(Given task):
Count the lines below that contain the word "name", and reply with that number alone.

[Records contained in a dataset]
/---

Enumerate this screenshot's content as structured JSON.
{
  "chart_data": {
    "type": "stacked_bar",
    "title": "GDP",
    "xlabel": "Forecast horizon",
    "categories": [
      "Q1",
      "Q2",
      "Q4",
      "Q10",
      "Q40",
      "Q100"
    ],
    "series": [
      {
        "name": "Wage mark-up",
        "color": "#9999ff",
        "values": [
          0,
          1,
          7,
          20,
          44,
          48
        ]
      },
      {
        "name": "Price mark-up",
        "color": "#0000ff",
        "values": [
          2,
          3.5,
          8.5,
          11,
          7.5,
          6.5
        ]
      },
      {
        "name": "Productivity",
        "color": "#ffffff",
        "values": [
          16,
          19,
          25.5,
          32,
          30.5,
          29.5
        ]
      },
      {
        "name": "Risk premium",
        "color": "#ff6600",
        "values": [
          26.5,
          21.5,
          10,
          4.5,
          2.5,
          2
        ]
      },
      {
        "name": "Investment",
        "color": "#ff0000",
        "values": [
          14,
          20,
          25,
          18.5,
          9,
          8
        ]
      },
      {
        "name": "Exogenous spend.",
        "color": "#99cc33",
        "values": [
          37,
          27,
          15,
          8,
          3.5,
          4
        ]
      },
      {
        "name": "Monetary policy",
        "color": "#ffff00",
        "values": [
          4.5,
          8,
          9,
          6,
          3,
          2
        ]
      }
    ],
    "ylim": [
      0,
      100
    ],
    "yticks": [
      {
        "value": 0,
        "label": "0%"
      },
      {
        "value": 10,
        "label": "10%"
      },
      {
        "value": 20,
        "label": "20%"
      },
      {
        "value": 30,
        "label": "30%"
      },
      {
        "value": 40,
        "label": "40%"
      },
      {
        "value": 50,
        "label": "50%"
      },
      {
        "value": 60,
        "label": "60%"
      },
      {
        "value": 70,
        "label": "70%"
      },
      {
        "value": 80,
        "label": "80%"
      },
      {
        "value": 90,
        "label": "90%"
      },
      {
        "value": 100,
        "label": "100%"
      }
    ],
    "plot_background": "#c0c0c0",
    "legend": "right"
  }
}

\---

(Written response):
7